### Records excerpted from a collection
* * *

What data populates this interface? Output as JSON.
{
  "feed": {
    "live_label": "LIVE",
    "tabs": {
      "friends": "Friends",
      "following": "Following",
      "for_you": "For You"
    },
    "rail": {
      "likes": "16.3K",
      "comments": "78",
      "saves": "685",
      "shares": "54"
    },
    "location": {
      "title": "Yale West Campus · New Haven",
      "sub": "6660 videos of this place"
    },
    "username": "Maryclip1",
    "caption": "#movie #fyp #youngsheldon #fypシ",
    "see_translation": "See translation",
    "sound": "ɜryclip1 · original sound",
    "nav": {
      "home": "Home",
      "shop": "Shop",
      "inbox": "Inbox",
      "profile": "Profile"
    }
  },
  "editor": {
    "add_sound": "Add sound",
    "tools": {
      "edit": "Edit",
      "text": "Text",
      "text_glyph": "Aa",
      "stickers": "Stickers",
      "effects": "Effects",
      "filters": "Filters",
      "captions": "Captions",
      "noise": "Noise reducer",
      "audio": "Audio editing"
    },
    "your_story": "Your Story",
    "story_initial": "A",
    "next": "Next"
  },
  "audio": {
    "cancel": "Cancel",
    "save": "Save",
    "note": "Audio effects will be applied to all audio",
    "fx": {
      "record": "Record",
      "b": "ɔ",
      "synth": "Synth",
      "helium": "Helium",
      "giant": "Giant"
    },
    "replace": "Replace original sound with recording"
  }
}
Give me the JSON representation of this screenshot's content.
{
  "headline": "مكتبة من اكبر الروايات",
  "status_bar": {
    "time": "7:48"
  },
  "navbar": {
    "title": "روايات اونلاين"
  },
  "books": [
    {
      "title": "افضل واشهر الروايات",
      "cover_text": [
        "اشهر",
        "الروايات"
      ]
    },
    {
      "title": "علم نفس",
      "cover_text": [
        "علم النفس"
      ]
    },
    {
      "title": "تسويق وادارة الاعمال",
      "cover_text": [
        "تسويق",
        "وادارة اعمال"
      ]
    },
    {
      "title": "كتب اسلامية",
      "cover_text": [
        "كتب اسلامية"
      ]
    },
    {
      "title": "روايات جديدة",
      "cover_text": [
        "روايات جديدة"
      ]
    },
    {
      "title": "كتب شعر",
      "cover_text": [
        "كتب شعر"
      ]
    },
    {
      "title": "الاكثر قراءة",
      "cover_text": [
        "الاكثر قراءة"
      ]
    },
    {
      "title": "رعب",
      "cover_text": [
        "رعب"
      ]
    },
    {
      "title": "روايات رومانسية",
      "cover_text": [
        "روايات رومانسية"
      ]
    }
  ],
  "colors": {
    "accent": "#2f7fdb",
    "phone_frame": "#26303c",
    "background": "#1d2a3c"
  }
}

* * *

### Stated exercise
Restate every line of the data word for word.

### Complete output
What data populates this interface? Output as JSON.
{
  "feed": {
    "live_label": "LIVE",
    "tabs": {
      "friends": "Friends",
      "following": "Following",
      "for_you": "For You"
    },
    "rail": {
      "likes": "16.3K",
      "comments": "78",
      "saves": "685",
      "shares": "54"
    },
    "location": {
      "title": "Yale West Campus · New Haven",
      "sub": "6660 videos of this place"
    },
    "username": "Maryclip1",
    "caption": "#movie #fyp #youngsheldon #fypシ",
    "see_translation": "See translation",
    "sound": "ɜryclip1 · original sound",
    "nav": {
      "home": "Home",
      "shop": "Shop",
      "inbox": "Inbox",
      "profile": "Profile"
    }
  },
  "editor": {
    "add_sound": "Add sound",
    "tools": {
      "edit": "Edit",
      "text": "Text",
      "text_glyph": "Aa",
      "stickers": "Stickers",
      "effects": "Effects",
      "filters": "Filters",
      "captions": "Captions",
      "noise": "Noise reducer",
      "audio": "Audio editing"
    },
    "your_story": "Your Story",
    "story_initial": "A",
    "next": "Next"
  },
  "audio": {
    "cancel": "Cancel",
    "save": "Save",
    "note": "Audio effects will be applied to all audio",
    "fx": {
      "record": "Record",
      "b": "ɔ",
      "synth": "Synth",
      "helium": "Helium",
      "giant": "Giant"
    },
    "replace": "Replace original sound with recording"
  }
}
Give me the JSON representation of this screenshot's content.
{
  "headline": "مكتبة من اكبر الروايات",
  "status_bar": {
    "time": "7:48"
  },
  "navbar": {
    "title": "روايات اونلاين"
  },
  "books": [
    {
      "title": "افضل واشهر الروايات",
      "cover_text": [
        "اشهر",
        "الروايات"
      ]
    },
    {
      "title": "علم نفس",
      "cover_text": [
        "علم النفس"
      ]
    },
    {
      "title": "تسويق وادارة الاعمال",
      "cover_text": [
        "تسويق",
        "وادارة اعمال"
      ]
    },
    {
      "title": "كتب اسلامية",
      "cover_text": [
        "كتب اسلامية"
      ]
    },
    {
      "title": "روايات جديدة",
      "cover_text": [
        "روايات جديدة"
      ]
    },
    {
      "title": "كتب شعر",
      "cover_text": [
        "كتب شعر"
      ]
    },
    {
      "title": "الاكثر قراءة",
      "cover_text": [
        "الاكثر قراءة"
      ]
    },
    {
      "title": "رعب",
      "cover_text": [
        "رعب"
      ]
    },
    {
      "title": "روايات رومانسية",
      "cover_text": [
        "روايات رومانسية"
      ]
    }
  ],
  "colors": {
    "accent": "#2f7fdb",
    "phone_frame": "#26303c",
    "background": "#1d2a3c"
  }
}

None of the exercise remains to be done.